SHORT PROBLEM: Quote all lines below exactly. Images stay out.

* begin MATERIAL FOR THIS TASK *

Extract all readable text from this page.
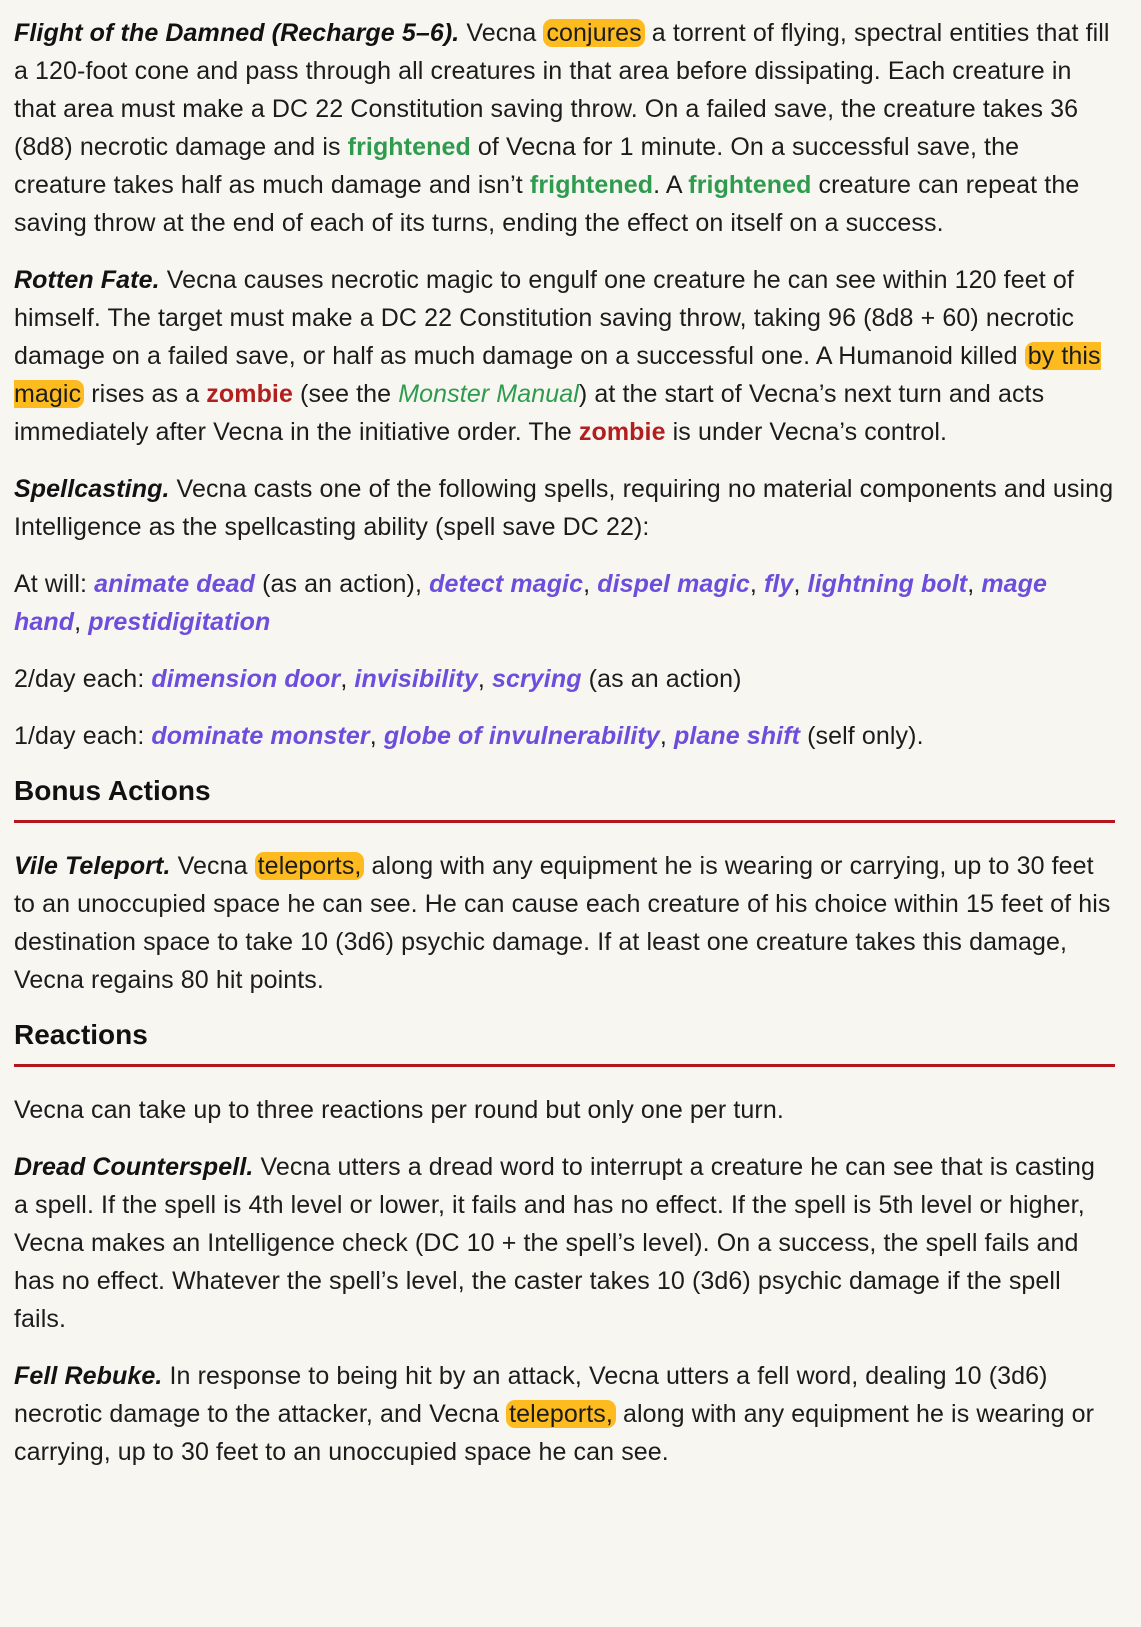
Flight of the Damned (Recharge 5–6). Vecna conjures a torrent of flying, spectral entities that fill a 120-foot cone and pass through all creatures in that area before dissipating. Each creature in that area must make a DC 22 Constitution saving throw. On a failed save, the creature takes 36 (8d8) necrotic damage and is frightened of Vecna for 1 minute. On a successful save, the creature takes half as much damage and isn’t frightened. A frightened creature can repeat the saving throw at the end of each of its turns, ending the effect on itself on a success.

Rotten Fate. Vecna causes necrotic magic to engulf one creature he can see within 120 feet of himself. The target must make a DC 22 Constitution saving throw, taking 96 (8d8 + 60) necrotic damage on a failed save, or half as much damage on a successful one. A Humanoid killed by this magic rises as a zombie (see the Monster Manual) at the start of Vecna’s next turn and acts immediately after Vecna in the initiative order. The zombie is under Vecna’s control.

Spellcasting. Vecna casts one of the following spells, requiring no material components and using Intelligence as the spellcasting ability (spell save DC 22):

At will: animate dead (as an action), detect magic, dispel magic, fly, lightning bolt, mage hand, prestidigitation

2/day each: dimension door, invisibility, scrying (as an action)

1/day each: dominate monster, globe of invulnerability, plane shift (self only).

Bonus Actions

Vile Teleport. Vecna teleports, along with any equipment he is wearing or carrying, up to 30 feet to an unoccupied space he can see. He can cause each creature of his choice within 15 feet of his destination space to take 10 (3d6) psychic damage. If at least one creature takes this damage, Vecna regains 80 hit points.

Reactions

Vecna can take up to three reactions per round but only one per turn.

Dread Counterspell. Vecna utters a dread word to interrupt a creature he can see that is casting a spell. If the spell is 4th level or lower, it fails and has no effect. If the spell is 5th level or higher, Vecna makes an Intelligence check (DC 10 + the spell’s level). On a success, the spell fails and has no effect. Whatever the spell’s level, the caster takes 10 (3d6) psychic damage if the spell fails.

Fell Rebuke. In response to being hit by an attack, Vecna utters a fell word, dealing 10 (3d6) necrotic damage to the attacker, and Vecna teleports, along with any equipment he is wearing or carrying, up to 30 feet to an unoccupied space he can see.
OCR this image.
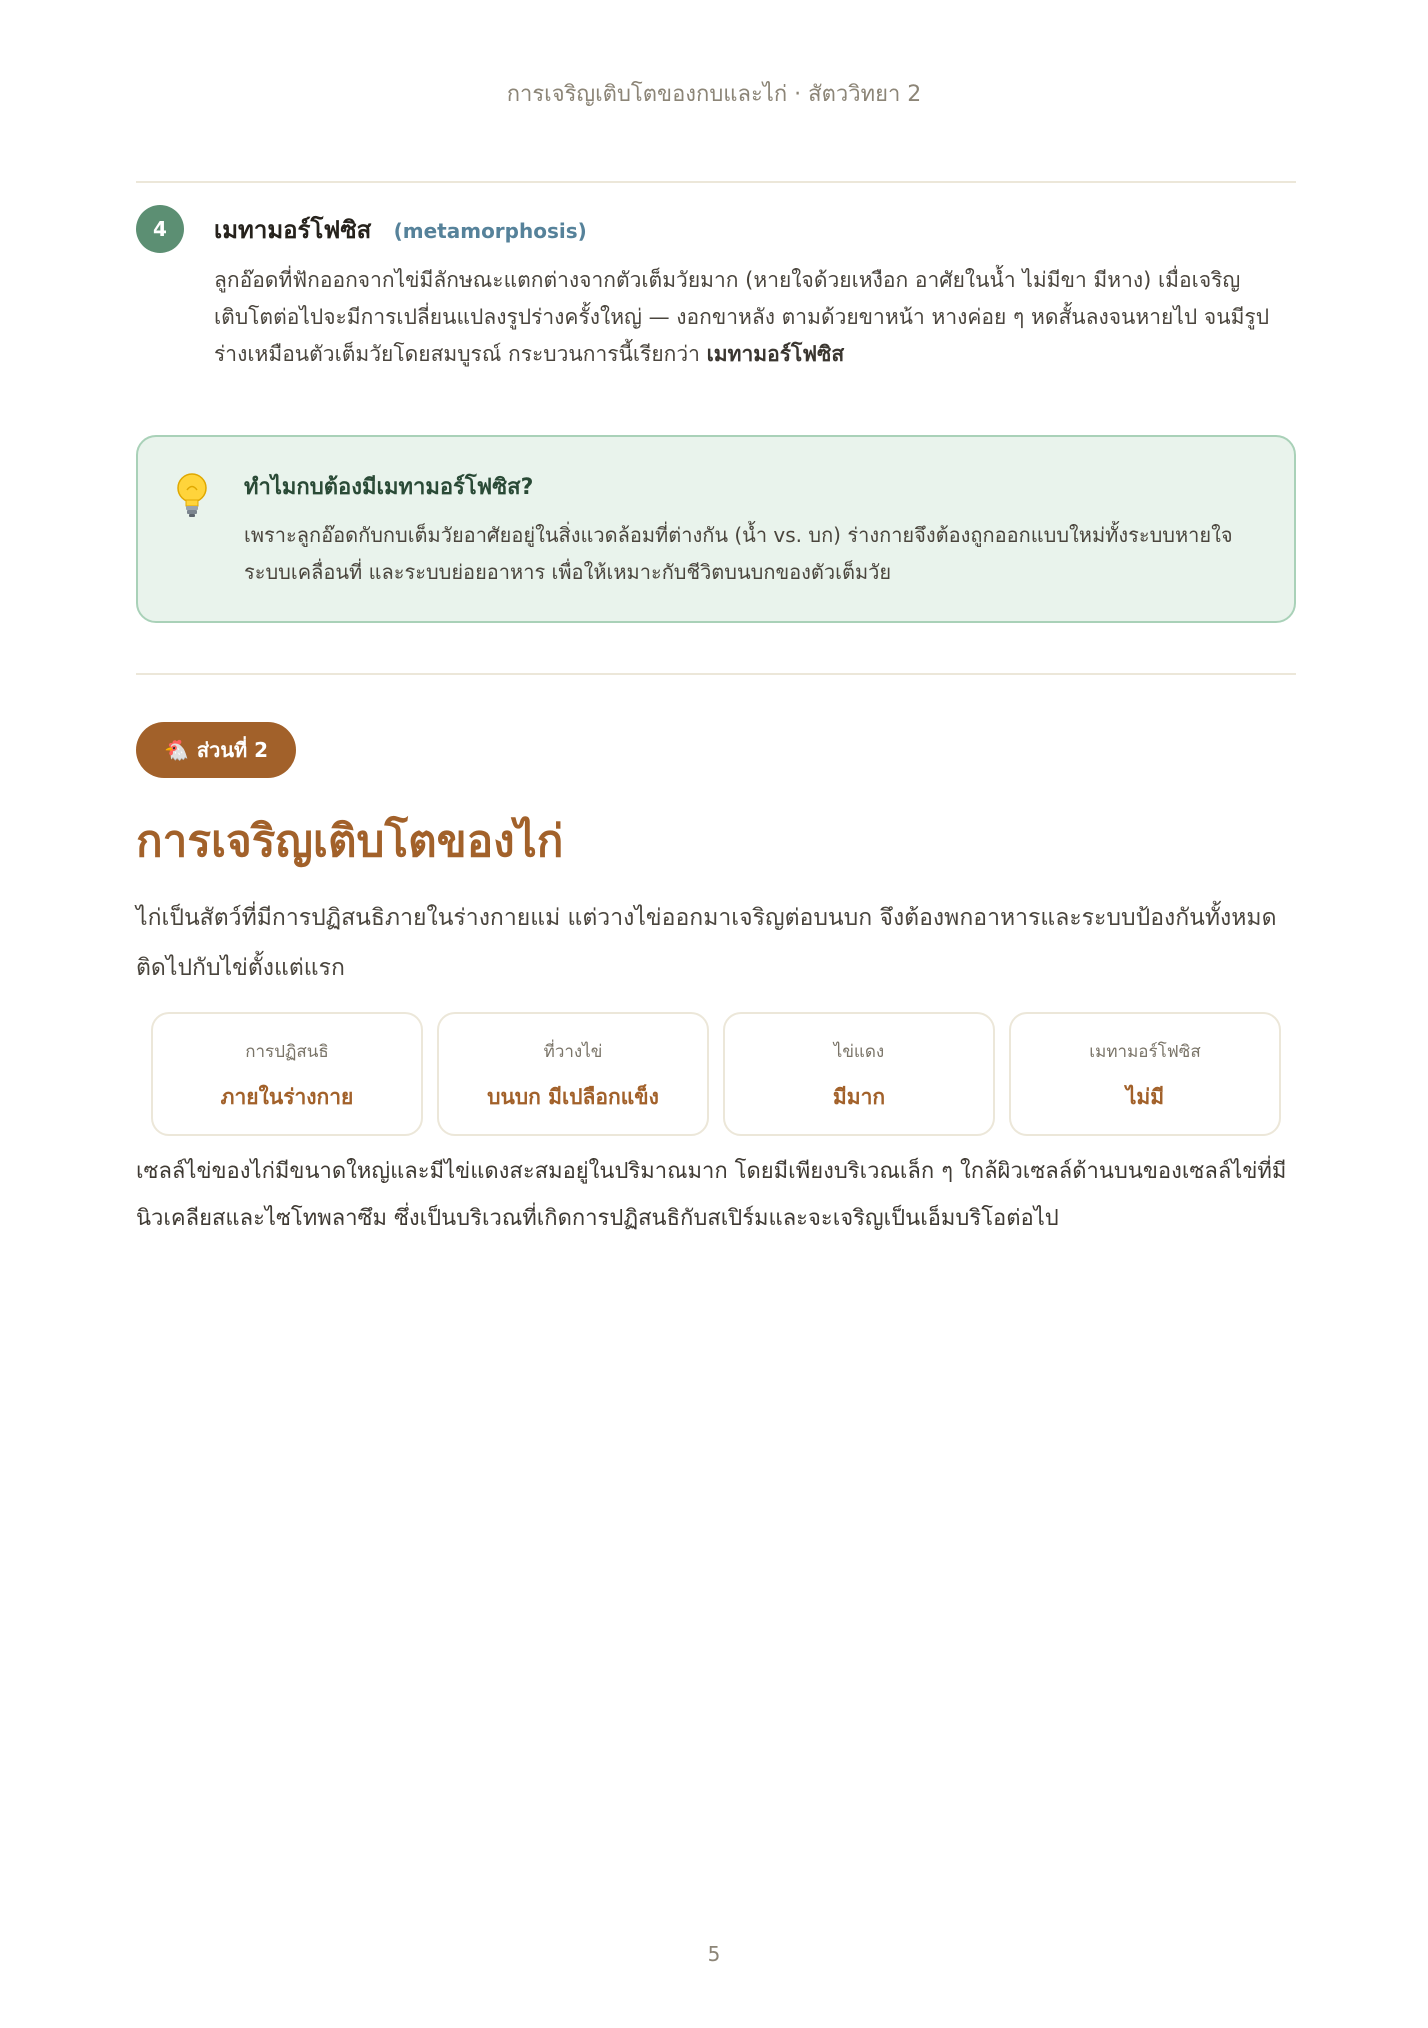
การเจริญเติบโตของกบและไก่ · สัตววิทยา 2
4	เมทามอร์โฟซิส (metamorphosis)
ลูกอ๊อดที่ฟักออกจากไข่มีลักษณะแตกต่างจากตัวเต็มวัยมาก (หายใจด้วยเหงือก อาศัยในน้ำ ไม่มีขา มีหาง) เมื่อเจริญเติบโตต่อไปจะมีการเปลี่ยนแปลงรูปร่างครั้งใหญ่ — งอกขาหลัง ตามด้วยขาหน้า หางค่อย ๆ หดสั้นลงจนหายไป จนมีรูปร่างเหมือนตัวเต็มวัยโดยสมบูรณ์ กระบวนการนี้เรียกว่า เมทามอร์โฟซิส
ทำไมกบต้องมีเมทามอร์โฟซิส?
เพราะลูกอ๊อดกับกบเต็มวัยอาศัยอยู่ในสิ่งแวดล้อมที่ต่างกัน (น้ำ vs. บก) ร่างกายจึงต้องถูกออกแบบใหม่ทั้งระบบหายใจ ระบบเคลื่อนที่ และระบบย่อยอาหาร เพื่อให้เหมาะกับชีวิตบนบกของตัวเต็มวัย
🐔 ส่วนที่ 2
การเจริญเติบโตของไก่
ไก่เป็นสัตว์ที่มีการปฏิสนธิภายในร่างกายแม่ แต่วางไข่ออกมาเจริญต่อบนบก จึงต้องพกอาหารและระบบป้องกันทั้งหมดติดไปกับไข่ตั้งแต่แรก
การปฏิสนธิ
ภายในร่างกาย
ที่วางไข่
บนบก มีเปลือกแข็ง
ไข่แดง
มีมาก
เมทามอร์โฟซิส
ไม่มี
เซลล์ไข่ของไก่มีขนาดใหญ่และมีไข่แดงสะสมอยู่ในปริมาณมาก โดยมีเพียงบริเวณเล็ก ๆ ใกล้ผิวเซลล์ด้านบนของเซลล์ไข่ที่มีนิวเคลียสและไซโทพลาซึม ซึ่งเป็นบริเวณที่เกิดการปฏิสนธิกับสเปิร์มและจะเจริญเป็นเอ็มบริโอต่อไป
5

* end MATERIAL FOR THIS TASK *

RESPONSE TO THIS TASK:
Extract all readable text from this page.
Flight of the Damned (Recharge 5–6). Vecna conjures a torrent of flying, spectral entities that fill a 120-foot cone and pass through all creatures in that area before dissipating. Each creature in that area must make a DC 22 Constitution saving throw. On a failed save, the creature takes 36 (8d8) necrotic damage and is frightened of Vecna for 1 minute. On a successful save, the creature takes half as much damage and isn’t frightened. A frightened creature can repeat the saving throw at the end of each of its turns, ending the effect on itself on a success.

Rotten Fate. Vecna causes necrotic magic to engulf one creature he can see within 120 feet of himself. The target must make a DC 22 Constitution saving throw, taking 96 (8d8 + 60) necrotic damage on a failed save, or half as much damage on a successful one. A Humanoid killed by this magic rises as a zombie (see the Monster Manual) at the start of Vecna’s next turn and acts immediately after Vecna in the initiative order. The zombie is under Vecna’s control.

Spellcasting. Vecna casts one of the following spells, requiring no material components and using Intelligence as the spellcasting ability (spell save DC 22):

At will: animate dead (as an action), detect magic, dispel magic, fly, lightning bolt, mage hand, prestidigitation

2/day each: dimension door, invisibility, scrying (as an action)

1/day each: dominate monster, globe of invulnerability, plane shift (self only).

Bonus Actions

Vile Teleport. Vecna teleports, along with any equipment he is wearing or carrying, up to 30 feet to an unoccupied space he can see. He can cause each creature of his choice within 15 feet of his destination space to take 10 (3d6) psychic damage. If at least one creature takes this damage, Vecna regains 80 hit points.

Reactions

Vecna can take up to three reactions per round but only one per turn.

Dread Counterspell. Vecna utters a dread word to interrupt a creature he can see that is casting a spell. If the spell is 4th level or lower, it fails and has no effect. If the spell is 5th level or higher, Vecna makes an Intelligence check (DC 10 + the spell’s level). On a success, the spell fails and has no effect. Whatever the spell’s level, the caster takes 10 (3d6) psychic damage if the spell fails.

Fell Rebuke. In response to being hit by an attack, Vecna utters a fell word, dealing 10 (3d6) necrotic damage to the attacker, and Vecna teleports, along with any equipment he is wearing or carrying, up to 30 feet to an unoccupied space he can see.
OCR this image.
การเจริญเติบโตของกบและไก่ · สัตววิทยา 2
4	เมทามอร์โฟซิส (metamorphosis)
ลูกอ๊อดที่ฟักออกจากไข่มีลักษณะแตกต่างจากตัวเต็มวัยมาก (หายใจด้วยเหงือก อาศัยในน้ำ ไม่มีขา มีหาง) เมื่อเจริญเติบโตต่อไปจะมีการเปลี่ยนแปลงรูปร่างครั้งใหญ่ — งอกขาหลัง ตามด้วยขาหน้า หางค่อย ๆ หดสั้นลงจนหายไป จนมีรูปร่างเหมือนตัวเต็มวัยโดยสมบูรณ์ กระบวนการนี้เรียกว่า เมทามอร์โฟซิส
ทำไมกบต้องมีเมทามอร์โฟซิส?
เพราะลูกอ๊อดกับกบเต็มวัยอาศัยอยู่ในสิ่งแวดล้อมที่ต่างกัน (น้ำ vs. บก) ร่างกายจึงต้องถูกออกแบบใหม่ทั้งระบบหายใจ ระบบเคลื่อนที่ และระบบย่อยอาหาร เพื่อให้เหมาะกับชีวิตบนบกของตัวเต็มวัย
🐔 ส่วนที่ 2
การเจริญเติบโตของไก่
ไก่เป็นสัตว์ที่มีการปฏิสนธิภายในร่างกายแม่ แต่วางไข่ออกมาเจริญต่อบนบก จึงต้องพกอาหารและระบบป้องกันทั้งหมดติดไปกับไข่ตั้งแต่แรก
การปฏิสนธิ
ภายในร่างกาย
ที่วางไข่
บนบก มีเปลือกแข็ง
ไข่แดง
มีมาก
เมทามอร์โฟซิส
ไม่มี
เซลล์ไข่ของไก่มีขนาดใหญ่และมีไข่แดงสะสมอยู่ในปริมาณมาก โดยมีเพียงบริเวณเล็ก ๆ ใกล้ผิวเซลล์ด้านบนของเซลล์ไข่ที่มีนิวเคลียสและไซโทพลาซึม ซึ่งเป็นบริเวณที่เกิดการปฏิสนธิกับสเปิร์มและจะเจริญเป็นเอ็มบริโอต่อไป
5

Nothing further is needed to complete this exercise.